* What to work on:
Print the listing that follows, character for character.

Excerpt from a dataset
----------

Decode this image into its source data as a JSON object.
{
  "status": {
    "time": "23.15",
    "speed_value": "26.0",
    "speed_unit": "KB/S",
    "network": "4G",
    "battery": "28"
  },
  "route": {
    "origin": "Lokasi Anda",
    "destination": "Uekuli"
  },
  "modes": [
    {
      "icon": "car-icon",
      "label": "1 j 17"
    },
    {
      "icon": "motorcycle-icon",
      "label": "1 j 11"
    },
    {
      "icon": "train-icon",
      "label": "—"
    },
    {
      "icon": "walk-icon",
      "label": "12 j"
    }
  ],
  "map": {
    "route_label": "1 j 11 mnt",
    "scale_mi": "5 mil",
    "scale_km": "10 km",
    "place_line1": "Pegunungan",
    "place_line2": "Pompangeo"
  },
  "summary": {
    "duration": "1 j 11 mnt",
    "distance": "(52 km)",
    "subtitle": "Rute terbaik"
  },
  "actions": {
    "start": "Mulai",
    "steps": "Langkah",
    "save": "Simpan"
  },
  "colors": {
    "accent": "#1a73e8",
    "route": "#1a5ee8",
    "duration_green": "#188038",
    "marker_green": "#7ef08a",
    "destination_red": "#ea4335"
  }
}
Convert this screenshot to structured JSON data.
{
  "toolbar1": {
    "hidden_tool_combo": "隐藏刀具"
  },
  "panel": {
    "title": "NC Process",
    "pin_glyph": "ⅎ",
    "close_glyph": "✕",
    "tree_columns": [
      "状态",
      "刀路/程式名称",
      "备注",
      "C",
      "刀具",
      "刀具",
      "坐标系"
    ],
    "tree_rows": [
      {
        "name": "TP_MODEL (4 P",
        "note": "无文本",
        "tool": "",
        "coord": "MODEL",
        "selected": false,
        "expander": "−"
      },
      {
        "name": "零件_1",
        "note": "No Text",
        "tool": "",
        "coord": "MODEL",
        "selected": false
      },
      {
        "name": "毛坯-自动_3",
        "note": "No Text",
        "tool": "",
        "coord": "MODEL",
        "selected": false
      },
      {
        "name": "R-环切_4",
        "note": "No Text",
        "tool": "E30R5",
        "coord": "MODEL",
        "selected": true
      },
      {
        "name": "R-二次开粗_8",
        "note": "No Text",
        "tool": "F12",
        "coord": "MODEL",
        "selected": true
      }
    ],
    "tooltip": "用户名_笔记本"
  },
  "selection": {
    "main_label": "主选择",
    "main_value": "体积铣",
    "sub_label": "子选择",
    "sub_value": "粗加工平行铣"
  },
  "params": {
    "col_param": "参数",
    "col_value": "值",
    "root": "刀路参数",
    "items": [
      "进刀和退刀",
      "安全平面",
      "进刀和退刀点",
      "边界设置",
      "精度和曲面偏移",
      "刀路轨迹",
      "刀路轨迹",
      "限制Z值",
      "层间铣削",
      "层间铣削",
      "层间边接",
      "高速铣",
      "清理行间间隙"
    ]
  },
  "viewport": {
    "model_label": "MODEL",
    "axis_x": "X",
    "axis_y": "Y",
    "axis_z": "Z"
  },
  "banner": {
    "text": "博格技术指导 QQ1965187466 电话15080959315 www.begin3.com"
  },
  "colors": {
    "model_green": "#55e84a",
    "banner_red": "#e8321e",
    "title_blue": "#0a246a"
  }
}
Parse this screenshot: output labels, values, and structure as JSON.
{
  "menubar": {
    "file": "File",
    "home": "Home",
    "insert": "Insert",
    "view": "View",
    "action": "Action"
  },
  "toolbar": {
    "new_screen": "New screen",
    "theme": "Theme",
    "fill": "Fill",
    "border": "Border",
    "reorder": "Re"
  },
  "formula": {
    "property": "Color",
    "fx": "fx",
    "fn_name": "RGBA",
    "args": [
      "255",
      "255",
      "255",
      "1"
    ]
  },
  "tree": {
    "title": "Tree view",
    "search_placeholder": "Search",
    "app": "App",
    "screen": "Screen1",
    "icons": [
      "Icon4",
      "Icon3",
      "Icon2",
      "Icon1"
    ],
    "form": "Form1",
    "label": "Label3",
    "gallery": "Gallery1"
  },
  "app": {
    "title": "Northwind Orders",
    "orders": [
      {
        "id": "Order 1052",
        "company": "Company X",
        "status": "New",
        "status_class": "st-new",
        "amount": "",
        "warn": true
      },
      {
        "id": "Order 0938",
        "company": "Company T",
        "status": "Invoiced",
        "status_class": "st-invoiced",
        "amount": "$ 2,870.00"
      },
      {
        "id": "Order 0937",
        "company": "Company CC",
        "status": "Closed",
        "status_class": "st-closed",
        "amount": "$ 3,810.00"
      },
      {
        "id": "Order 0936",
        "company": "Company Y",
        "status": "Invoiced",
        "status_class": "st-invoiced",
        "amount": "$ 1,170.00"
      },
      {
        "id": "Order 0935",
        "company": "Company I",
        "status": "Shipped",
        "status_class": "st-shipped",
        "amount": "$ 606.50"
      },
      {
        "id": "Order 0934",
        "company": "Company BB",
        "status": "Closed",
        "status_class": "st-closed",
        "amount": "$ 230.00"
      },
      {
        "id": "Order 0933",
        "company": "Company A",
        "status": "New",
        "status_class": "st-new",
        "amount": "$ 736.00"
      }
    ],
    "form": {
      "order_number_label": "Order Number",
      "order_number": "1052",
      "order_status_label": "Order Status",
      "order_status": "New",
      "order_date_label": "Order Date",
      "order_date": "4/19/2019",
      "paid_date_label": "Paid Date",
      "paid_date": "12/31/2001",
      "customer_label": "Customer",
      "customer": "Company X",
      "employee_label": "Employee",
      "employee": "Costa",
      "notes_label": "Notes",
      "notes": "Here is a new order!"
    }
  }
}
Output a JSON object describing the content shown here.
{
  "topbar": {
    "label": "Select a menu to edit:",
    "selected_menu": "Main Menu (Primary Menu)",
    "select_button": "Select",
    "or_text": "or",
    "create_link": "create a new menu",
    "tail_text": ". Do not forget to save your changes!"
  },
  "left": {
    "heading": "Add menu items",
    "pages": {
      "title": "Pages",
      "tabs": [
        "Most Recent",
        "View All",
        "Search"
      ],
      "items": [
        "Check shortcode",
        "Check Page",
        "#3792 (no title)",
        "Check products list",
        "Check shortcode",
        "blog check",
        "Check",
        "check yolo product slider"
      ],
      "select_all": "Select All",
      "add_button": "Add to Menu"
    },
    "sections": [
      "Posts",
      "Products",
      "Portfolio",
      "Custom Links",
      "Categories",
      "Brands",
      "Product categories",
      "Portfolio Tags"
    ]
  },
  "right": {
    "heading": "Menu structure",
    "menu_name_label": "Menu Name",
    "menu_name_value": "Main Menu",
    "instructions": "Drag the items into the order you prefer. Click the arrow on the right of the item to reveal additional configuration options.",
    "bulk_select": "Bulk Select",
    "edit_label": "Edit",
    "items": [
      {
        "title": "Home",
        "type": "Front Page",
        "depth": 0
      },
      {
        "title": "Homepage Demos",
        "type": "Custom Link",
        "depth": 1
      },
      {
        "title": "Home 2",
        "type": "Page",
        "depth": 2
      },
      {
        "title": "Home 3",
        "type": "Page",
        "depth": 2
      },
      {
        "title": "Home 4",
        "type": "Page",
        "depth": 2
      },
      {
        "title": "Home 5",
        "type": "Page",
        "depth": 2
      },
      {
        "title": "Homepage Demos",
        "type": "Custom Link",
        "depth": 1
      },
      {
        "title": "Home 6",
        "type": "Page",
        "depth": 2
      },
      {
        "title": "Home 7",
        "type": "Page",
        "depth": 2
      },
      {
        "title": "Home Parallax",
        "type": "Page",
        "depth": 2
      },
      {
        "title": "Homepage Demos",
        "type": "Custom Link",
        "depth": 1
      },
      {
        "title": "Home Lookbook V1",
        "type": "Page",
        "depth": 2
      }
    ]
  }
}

----------

* Output of the exercise:
Decode this image into its source data as a JSON object.
{
  "status": {
    "time": "23.15",
    "speed_value": "26.0",
    "speed_unit": "KB/S",
    "network": "4G",
    "battery": "28"
  },
  "route": {
    "origin": "Lokasi Anda",
    "destination": "Uekuli"
  },
  "modes": [
    {
      "icon": "car-icon",
      "label": "1 j 17"
    },
    {
      "icon": "motorcycle-icon",
      "label": "1 j 11"
    },
    {
      "icon": "train-icon",
      "label": "—"
    },
    {
      "icon": "walk-icon",
      "label": "12 j"
    }
  ],
  "map": {
    "route_label": "1 j 11 mnt",
    "scale_mi": "5 mil",
    "scale_km": "10 km",
    "place_line1": "Pegunungan",
    "place_line2": "Pompangeo"
  },
  "summary": {
    "duration": "1 j 11 mnt",
    "distance": "(52 km)",
    "subtitle": "Rute terbaik"
  },
  "actions": {
    "start": "Mulai",
    "steps": "Langkah",
    "save": "Simpan"
  },
  "colors": {
    "accent": "#1a73e8",
    "route": "#1a5ee8",
    "duration_green": "#188038",
    "marker_green": "#7ef08a",
    "destination_red": "#ea4335"
  }
}
Convert this screenshot to structured JSON data.
{
  "toolbar1": {
    "hidden_tool_combo": "隐藏刀具"
  },
  "panel": {
    "title": "NC Process",
    "pin_glyph": "ⅎ",
    "close_glyph": "✕",
    "tree_columns": [
      "状态",
      "刀路/程式名称",
      "备注",
      "C",
      "刀具",
      "刀具",
      "坐标系"
    ],
    "tree_rows": [
      {
        "name": "TP_MODEL (4 P",
        "note": "无文本",
        "tool": "",
        "coord": "MODEL",
        "selected": false,
        "expander": "−"
      },
      {
        "name": "零件_1",
        "note": "No Text",
        "tool": "",
        "coord": "MODEL",
        "selected": false
      },
      {
        "name": "毛坯-自动_3",
        "note": "No Text",
        "tool": "",
        "coord": "MODEL",
        "selected": false
      },
      {
        "name": "R-环切_4",
        "note": "No Text",
        "tool": "E30R5",
        "coord": "MODEL",
        "selected": true
      },
      {
        "name": "R-二次开粗_8",
        "note": "No Text",
        "tool": "F12",
        "coord": "MODEL",
        "selected": true
      }
    ],
    "tooltip": "用户名_笔记本"
  },
  "selection": {
    "main_label": "主选择",
    "main_value": "体积铣",
    "sub_label": "子选择",
    "sub_value": "粗加工平行铣"
  },
  "params": {
    "col_param": "参数",
    "col_value": "值",
    "root": "刀路参数",
    "items": [
      "进刀和退刀",
      "安全平面",
      "进刀和退刀点",
      "边界设置",
      "精度和曲面偏移",
      "刀路轨迹",
      "刀路轨迹",
      "限制Z值",
      "层间铣削",
      "层间铣削",
      "层间边接",
      "高速铣",
      "清理行间间隙"
    ]
  },
  "viewport": {
    "model_label": "MODEL",
    "axis_x": "X",
    "axis_y": "Y",
    "axis_z": "Z"
  },
  "banner": {
    "text": "博格技术指导 QQ1965187466 电话15080959315 www.begin3.com"
  },
  "colors": {
    "model_green": "#55e84a",
    "banner_red": "#e8321e",
    "title_blue": "#0a246a"
  }
}
Parse this screenshot: output labels, values, and structure as JSON.
{
  "menubar": {
    "file": "File",
    "home": "Home",
    "insert": "Insert",
    "view": "View",
    "action": "Action"
  },
  "toolbar": {
    "new_screen": "New screen",
    "theme": "Theme",
    "fill": "Fill",
    "border": "Border",
    "reorder": "Re"
  },
  "formula": {
    "property": "Color",
    "fx": "fx",
    "fn_name": "RGBA",
    "args": [
      "255",
      "255",
      "255",
      "1"
    ]
  },
  "tree": {
    "title": "Tree view",
    "search_placeholder": "Search",
    "app": "App",
    "screen": "Screen1",
    "icons": [
      "Icon4",
      "Icon3",
      "Icon2",
      "Icon1"
    ],
    "form": "Form1",
    "label": "Label3",
    "gallery": "Gallery1"
  },
  "app": {
    "title": "Northwind Orders",
    "orders": [
      {
        "id": "Order 1052",
        "company": "Company X",
        "status": "New",
        "status_class": "st-new",
        "amount": "",
        "warn": true
      },
      {
        "id": "Order 0938",
        "company": "Company T",
        "status": "Invoiced",
        "status_class": "st-invoiced",
        "amount": "$ 2,870.00"
      },
      {
        "id": "Order 0937",
        "company": "Company CC",
        "status": "Closed",
        "status_class": "st-closed",
        "amount": "$ 3,810.00"
      },
      {
        "id": "Order 0936",
        "company": "Company Y",
        "status": "Invoiced",
        "status_class": "st-invoiced",
        "amount": "$ 1,170.00"
      },
      {
        "id": "Order 0935",
        "company": "Company I",
        "status": "Shipped",
        "status_class": "st-shipped",
        "amount": "$ 606.50"
      },
      {
        "id": "Order 0934",
        "company": "Company BB",
        "status": "Closed",
        "status_class": "st-closed",
        "amount": "$ 230.00"
      },
      {
        "id": "Order 0933",
        "company": "Company A",
        "status": "New",
        "status_class": "st-new",
        "amount": "$ 736.00"
      }
    ],
    "form": {
      "order_number_label": "Order Number",
      "order_number": "1052",
      "order_status_label": "Order Status",
      "order_status": "New",
      "order_date_label": "Order Date",
      "order_date": "4/19/2019",
      "paid_date_label": "Paid Date",
      "paid_date": "12/31/2001",
      "customer_label": "Customer",
      "customer": "Company X",
      "employee_label": "Employee",
      "employee": "Costa",
      "notes_label": "Notes",
      "notes": "Here is a new order!"
    }
  }
}
Output a JSON object describing the content shown here.
{
  "topbar": {
    "label": "Select a menu to edit:",
    "selected_menu": "Main Menu (Primary Menu)",
    "select_button": "Select",
    "or_text": "or",
    "create_link": "create a new menu",
    "tail_text": ". Do not forget to save your changes!"
  },
  "left": {
    "heading": "Add menu items",
    "pages": {
      "title": "Pages",
      "tabs": [
        "Most Recent",
        "View All",
        "Search"
      ],
      "items": [
        "Check shortcode",
        "Check Page",
        "#3792 (no title)",
        "Check products list",
        "Check shortcode",
        "blog check",
        "Check",
        "check yolo product slider"
      ],
      "select_all": "Select All",
      "add_button": "Add to Menu"
    },
    "sections": [
      "Posts",
      "Products",
      "Portfolio",
      "Custom Links",
      "Categories",
      "Brands",
      "Product categories",
      "Portfolio Tags"
    ]
  },
  "right": {
    "heading": "Menu structure",
    "menu_name_label": "Menu Name",
    "menu_name_value": "Main Menu",
    "instructions": "Drag the items into the order you prefer. Click the arrow on the right of the item to reveal additional configuration options.",
    "bulk_select": "Bulk Select",
    "edit_label": "Edit",
    "items": [
      {
        "title": "Home",
        "type": "Front Page",
        "depth": 0
      },
      {
        "title": "Homepage Demos",
        "type": "Custom Link",
        "depth": 1
      },
      {
        "title": "Home 2",
        "type": "Page",
        "depth": 2
      },
      {
        "title": "Home 3",
        "type": "Page",
        "depth": 2
      },
      {
        "title": "Home 4",
        "type": "Page",
        "depth": 2
      },
      {
        "title": "Home 5",
        "type": "Page",
        "depth": 2
      },
      {
        "title": "Homepage Demos",
        "type": "Custom Link",
        "depth": 1
      },
      {
        "title": "Home 6",
        "type": "Page",
        "depth": 2
      },
      {
        "title": "Home 7",
        "type": "Page",
        "depth": 2
      },
      {
        "title": "Home Parallax",
        "type": "Page",
        "depth": 2
      },
      {
        "title": "Homepage Demos",
        "type": "Custom Link",
        "depth": 1
      },
      {
        "title": "Home Lookbook V1",
        "type": "Page",
        "depth": 2
      }
    ]
  }
}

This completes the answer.